- Excerpt from a dataset:

• • • • • • •

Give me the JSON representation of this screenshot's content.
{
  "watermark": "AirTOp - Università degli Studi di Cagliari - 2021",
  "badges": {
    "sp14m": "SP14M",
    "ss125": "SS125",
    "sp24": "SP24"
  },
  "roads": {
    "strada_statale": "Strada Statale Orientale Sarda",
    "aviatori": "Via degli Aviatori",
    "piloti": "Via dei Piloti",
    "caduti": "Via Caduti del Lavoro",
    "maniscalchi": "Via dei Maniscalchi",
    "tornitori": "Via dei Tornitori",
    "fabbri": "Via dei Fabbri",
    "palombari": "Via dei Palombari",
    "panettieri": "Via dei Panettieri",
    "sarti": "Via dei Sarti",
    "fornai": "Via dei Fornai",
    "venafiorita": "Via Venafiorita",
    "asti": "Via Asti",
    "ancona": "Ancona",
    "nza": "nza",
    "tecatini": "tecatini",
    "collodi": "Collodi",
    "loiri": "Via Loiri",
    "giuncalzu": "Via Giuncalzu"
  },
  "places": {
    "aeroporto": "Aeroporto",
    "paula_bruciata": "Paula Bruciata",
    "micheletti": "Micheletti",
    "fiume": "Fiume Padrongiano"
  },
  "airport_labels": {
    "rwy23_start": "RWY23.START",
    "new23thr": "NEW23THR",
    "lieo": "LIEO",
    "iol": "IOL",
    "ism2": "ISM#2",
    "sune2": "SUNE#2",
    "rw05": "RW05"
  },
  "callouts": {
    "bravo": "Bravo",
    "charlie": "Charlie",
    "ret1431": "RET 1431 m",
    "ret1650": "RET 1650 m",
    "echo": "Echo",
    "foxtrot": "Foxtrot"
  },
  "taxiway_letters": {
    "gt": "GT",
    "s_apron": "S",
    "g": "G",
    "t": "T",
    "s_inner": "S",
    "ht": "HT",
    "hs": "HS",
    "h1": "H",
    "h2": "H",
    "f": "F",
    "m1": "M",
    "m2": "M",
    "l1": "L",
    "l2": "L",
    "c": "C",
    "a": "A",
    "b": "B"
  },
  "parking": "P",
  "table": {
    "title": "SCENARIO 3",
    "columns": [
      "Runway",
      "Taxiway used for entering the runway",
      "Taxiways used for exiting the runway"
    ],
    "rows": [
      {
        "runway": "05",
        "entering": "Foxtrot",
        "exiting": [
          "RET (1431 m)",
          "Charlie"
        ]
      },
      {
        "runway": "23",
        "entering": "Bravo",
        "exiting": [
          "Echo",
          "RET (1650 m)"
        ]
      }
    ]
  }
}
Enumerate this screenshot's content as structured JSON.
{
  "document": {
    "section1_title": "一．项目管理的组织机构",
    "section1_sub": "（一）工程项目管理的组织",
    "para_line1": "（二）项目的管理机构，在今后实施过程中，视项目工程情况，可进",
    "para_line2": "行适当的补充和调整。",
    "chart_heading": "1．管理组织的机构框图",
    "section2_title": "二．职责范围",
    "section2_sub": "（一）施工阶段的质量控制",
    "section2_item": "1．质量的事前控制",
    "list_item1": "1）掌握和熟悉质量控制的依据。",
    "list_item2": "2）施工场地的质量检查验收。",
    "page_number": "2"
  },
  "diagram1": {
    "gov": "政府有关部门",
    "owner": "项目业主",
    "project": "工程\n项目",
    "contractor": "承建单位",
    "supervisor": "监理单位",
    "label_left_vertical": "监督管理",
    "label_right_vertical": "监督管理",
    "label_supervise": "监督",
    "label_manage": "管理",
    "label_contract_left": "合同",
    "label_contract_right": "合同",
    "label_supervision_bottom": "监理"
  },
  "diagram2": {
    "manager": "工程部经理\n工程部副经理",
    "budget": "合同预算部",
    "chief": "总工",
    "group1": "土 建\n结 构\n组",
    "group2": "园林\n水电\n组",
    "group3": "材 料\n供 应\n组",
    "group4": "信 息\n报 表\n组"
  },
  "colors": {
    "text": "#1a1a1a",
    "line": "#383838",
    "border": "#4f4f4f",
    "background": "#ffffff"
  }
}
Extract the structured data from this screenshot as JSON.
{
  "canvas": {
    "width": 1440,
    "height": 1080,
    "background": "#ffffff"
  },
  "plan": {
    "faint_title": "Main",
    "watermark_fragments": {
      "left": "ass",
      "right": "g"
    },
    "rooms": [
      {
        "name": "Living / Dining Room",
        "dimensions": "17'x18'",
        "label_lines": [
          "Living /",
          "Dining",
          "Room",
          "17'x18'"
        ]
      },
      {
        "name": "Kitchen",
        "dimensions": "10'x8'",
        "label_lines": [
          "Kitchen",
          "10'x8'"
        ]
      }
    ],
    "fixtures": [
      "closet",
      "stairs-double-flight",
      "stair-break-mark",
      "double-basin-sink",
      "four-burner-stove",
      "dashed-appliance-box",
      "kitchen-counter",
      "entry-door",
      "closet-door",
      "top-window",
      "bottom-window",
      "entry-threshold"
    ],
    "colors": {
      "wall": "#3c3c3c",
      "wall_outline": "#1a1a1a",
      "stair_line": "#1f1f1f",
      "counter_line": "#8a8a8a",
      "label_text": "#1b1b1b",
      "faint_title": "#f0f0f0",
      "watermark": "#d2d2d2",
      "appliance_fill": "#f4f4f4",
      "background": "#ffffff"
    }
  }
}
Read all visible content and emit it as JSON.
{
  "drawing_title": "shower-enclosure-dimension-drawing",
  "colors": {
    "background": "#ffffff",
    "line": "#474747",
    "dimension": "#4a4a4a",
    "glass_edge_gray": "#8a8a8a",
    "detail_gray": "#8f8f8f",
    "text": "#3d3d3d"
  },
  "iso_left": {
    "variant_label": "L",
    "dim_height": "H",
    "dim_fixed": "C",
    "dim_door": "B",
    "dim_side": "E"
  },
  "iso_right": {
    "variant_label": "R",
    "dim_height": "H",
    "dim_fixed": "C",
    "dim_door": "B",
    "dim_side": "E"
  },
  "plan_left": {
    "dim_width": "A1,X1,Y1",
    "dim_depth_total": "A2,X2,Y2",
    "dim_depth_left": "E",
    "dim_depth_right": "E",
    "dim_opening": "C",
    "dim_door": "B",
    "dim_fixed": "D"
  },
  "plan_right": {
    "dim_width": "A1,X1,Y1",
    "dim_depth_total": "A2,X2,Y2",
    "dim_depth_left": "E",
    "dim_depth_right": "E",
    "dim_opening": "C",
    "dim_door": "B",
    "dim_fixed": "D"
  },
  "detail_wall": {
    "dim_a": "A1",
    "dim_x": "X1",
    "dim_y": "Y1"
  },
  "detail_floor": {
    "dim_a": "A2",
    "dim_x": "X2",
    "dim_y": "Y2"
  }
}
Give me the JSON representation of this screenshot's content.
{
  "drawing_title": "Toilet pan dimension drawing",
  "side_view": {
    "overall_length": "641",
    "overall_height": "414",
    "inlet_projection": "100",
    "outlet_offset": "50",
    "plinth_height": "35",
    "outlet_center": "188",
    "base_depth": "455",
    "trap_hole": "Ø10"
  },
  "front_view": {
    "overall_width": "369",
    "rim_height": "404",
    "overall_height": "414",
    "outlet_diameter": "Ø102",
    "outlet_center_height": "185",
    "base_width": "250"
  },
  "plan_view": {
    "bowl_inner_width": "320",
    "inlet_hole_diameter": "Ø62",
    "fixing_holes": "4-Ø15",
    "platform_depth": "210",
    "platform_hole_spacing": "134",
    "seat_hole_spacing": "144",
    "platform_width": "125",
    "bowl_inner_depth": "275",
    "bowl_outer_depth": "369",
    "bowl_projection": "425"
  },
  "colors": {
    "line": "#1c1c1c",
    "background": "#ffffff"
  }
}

• • • • • • •

All of the material above needs to be retyped word for word.

Give me the JSON representation of this screenshot's content.
{
  "watermark": "AirTOp - Università degli Studi di Cagliari - 2021",
  "badges": {
    "sp14m": "SP14M",
    "ss125": "SS125",
    "sp24": "SP24"
  },
  "roads": {
    "strada_statale": "Strada Statale Orientale Sarda",
    "aviatori": "Via degli Aviatori",
    "piloti": "Via dei Piloti",
    "caduti": "Via Caduti del Lavoro",
    "maniscalchi": "Via dei Maniscalchi",
    "tornitori": "Via dei Tornitori",
    "fabbri": "Via dei Fabbri",
    "palombari": "Via dei Palombari",
    "panettieri": "Via dei Panettieri",
    "sarti": "Via dei Sarti",
    "fornai": "Via dei Fornai",
    "venafiorita": "Via Venafiorita",
    "asti": "Via Asti",
    "ancona": "Ancona",
    "nza": "nza",
    "tecatini": "tecatini",
    "collodi": "Collodi",
    "loiri": "Via Loiri",
    "giuncalzu": "Via Giuncalzu"
  },
  "places": {
    "aeroporto": "Aeroporto",
    "paula_bruciata": "Paula Bruciata",
    "micheletti": "Micheletti",
    "fiume": "Fiume Padrongiano"
  },
  "airport_labels": {
    "rwy23_start": "RWY23.START",
    "new23thr": "NEW23THR",
    "lieo": "LIEO",
    "iol": "IOL",
    "ism2": "ISM#2",
    "sune2": "SUNE#2",
    "rw05": "RW05"
  },
  "callouts": {
    "bravo": "Bravo",
    "charlie": "Charlie",
    "ret1431": "RET 1431 m",
    "ret1650": "RET 1650 m",
    "echo": "Echo",
    "foxtrot": "Foxtrot"
  },
  "taxiway_letters": {
    "gt": "GT",
    "s_apron": "S",
    "g": "G",
    "t": "T",
    "s_inner": "S",
    "ht": "HT",
    "hs": "HS",
    "h1": "H",
    "h2": "H",
    "f": "F",
    "m1": "M",
    "m2": "M",
    "l1": "L",
    "l2": "L",
    "c": "C",
    "a": "A",
    "b": "B"
  },
  "parking": "P",
  "table": {
    "title": "SCENARIO 3",
    "columns": [
      "Runway",
      "Taxiway used for entering the runway",
      "Taxiways used for exiting the runway"
    ],
    "rows": [
      {
        "runway": "05",
        "entering": "Foxtrot",
        "exiting": [
          "RET (1431 m)",
          "Charlie"
        ]
      },
      {
        "runway": "23",
        "entering": "Bravo",
        "exiting": [
          "Echo",
          "RET (1650 m)"
        ]
      }
    ]
  }
}
Enumerate this screenshot's content as structured JSON.
{
  "document": {
    "section1_title": "一．项目管理的组织机构",
    "section1_sub": "（一）工程项目管理的组织",
    "para_line1": "（二）项目的管理机构，在今后实施过程中，视项目工程情况，可进",
    "para_line2": "行适当的补充和调整。",
    "chart_heading": "1．管理组织的机构框图",
    "section2_title": "二．职责范围",
    "section2_sub": "（一）施工阶段的质量控制",
    "section2_item": "1．质量的事前控制",
    "list_item1": "1）掌握和熟悉质量控制的依据。",
    "list_item2": "2）施工场地的质量检查验收。",
    "page_number": "2"
  },
  "diagram1": {
    "gov": "政府有关部门",
    "owner": "项目业主",
    "project": "工程\n项目",
    "contractor": "承建单位",
    "supervisor": "监理单位",
    "label_left_vertical": "监督管理",
    "label_right_vertical": "监督管理",
    "label_supervise": "监督",
    "label_manage": "管理",
    "label_contract_left": "合同",
    "label_contract_right": "合同",
    "label_supervision_bottom": "监理"
  },
  "diagram2": {
    "manager": "工程部经理\n工程部副经理",
    "budget": "合同预算部",
    "chief": "总工",
    "group1": "土 建\n结 构\n组",
    "group2": "园林\n水电\n组",
    "group3": "材 料\n供 应\n组",
    "group4": "信 息\n报 表\n组"
  },
  "colors": {
    "text": "#1a1a1a",
    "line": "#383838",
    "border": "#4f4f4f",
    "background": "#ffffff"
  }
}
Extract the structured data from this screenshot as JSON.
{
  "canvas": {
    "width": 1440,
    "height": 1080,
    "background": "#ffffff"
  },
  "plan": {
    "faint_title": "Main",
    "watermark_fragments": {
      "left": "ass",
      "right": "g"
    },
    "rooms": [
      {
        "name": "Living / Dining Room",
        "dimensions": "17'x18'",
        "label_lines": [
          "Living /",
          "Dining",
          "Room",
          "17'x18'"
        ]
      },
      {
        "name": "Kitchen",
        "dimensions": "10'x8'",
        "label_lines": [
          "Kitchen",
          "10'x8'"
        ]
      }
    ],
    "fixtures": [
      "closet",
      "stairs-double-flight",
      "stair-break-mark",
      "double-basin-sink",
      "four-burner-stove",
      "dashed-appliance-box",
      "kitchen-counter",
      "entry-door",
      "closet-door",
      "top-window",
      "bottom-window",
      "entry-threshold"
    ],
    "colors": {
      "wall": "#3c3c3c",
      "wall_outline": "#1a1a1a",
      "stair_line": "#1f1f1f",
      "counter_line": "#8a8a8a",
      "label_text": "#1b1b1b",
      "faint_title": "#f0f0f0",
      "watermark": "#d2d2d2",
      "appliance_fill": "#f4f4f4",
      "background": "#ffffff"
    }
  }
}
Read all visible content and emit it as JSON.
{
  "drawing_title": "shower-enclosure-dimension-drawing",
  "colors": {
    "background": "#ffffff",
    "line": "#474747",
    "dimension": "#4a4a4a",
    "glass_edge_gray": "#8a8a8a",
    "detail_gray": "#8f8f8f",
    "text": "#3d3d3d"
  },
  "iso_left": {
    "variant_label": "L",
    "dim_height": "H",
    "dim_fixed": "C",
    "dim_door": "B",
    "dim_side": "E"
  },
  "iso_right": {
    "variant_label": "R",
    "dim_height": "H",
    "dim_fixed": "C",
    "dim_door": "B",
    "dim_side": "E"
  },
  "plan_left": {
    "dim_width": "A1,X1,Y1",
    "dim_depth_total": "A2,X2,Y2",
    "dim_depth_left": "E",
    "dim_depth_right": "E",
    "dim_opening": "C",
    "dim_door": "B",
    "dim_fixed": "D"
  },
  "plan_right": {
    "dim_width": "A1,X1,Y1",
    "dim_depth_total": "A2,X2,Y2",
    "dim_depth_left": "E",
    "dim_depth_right": "E",
    "dim_opening": "C",
    "dim_door": "B",
    "dim_fixed": "D"
  },
  "detail_wall": {
    "dim_a": "A1",
    "dim_x": "X1",
    "dim_y": "Y1"
  },
  "detail_floor": {
    "dim_a": "A2",
    "dim_x": "X2",
    "dim_y": "Y2"
  }
}
Give me the JSON representation of this screenshot's content.
{
  "drawing_title": "Toilet pan dimension drawing",
  "side_view": {
    "overall_length": "641",
    "overall_height": "414",
    "inlet_projection": "100",
    "outlet_offset": "50",
    "plinth_height": "35",
    "outlet_center": "188",
    "base_depth": "455",
    "trap_hole": "Ø10"
  },
  "front_view": {
    "overall_width": "369",
    "rim_height": "404",
    "overall_height": "414",
    "outlet_diameter": "Ø102",
    "outlet_center_height": "185",
    "base_width": "250"
  },
  "plan_view": {
    "bowl_inner_width": "320",
    "inlet_hole_diameter": "Ø62",
    "fixing_holes": "4-Ø15",
    "platform_depth": "210",
    "platform_hole_spacing": "134",
    "seat_hole_spacing": "144",
    "platform_width": "125",
    "bowl_inner_depth": "275",
    "bowl_outer_depth": "369",
    "bowl_projection": "425"
  },
  "colors": {
    "line": "#1c1c1c",
    "background": "#ffffff"
  }
}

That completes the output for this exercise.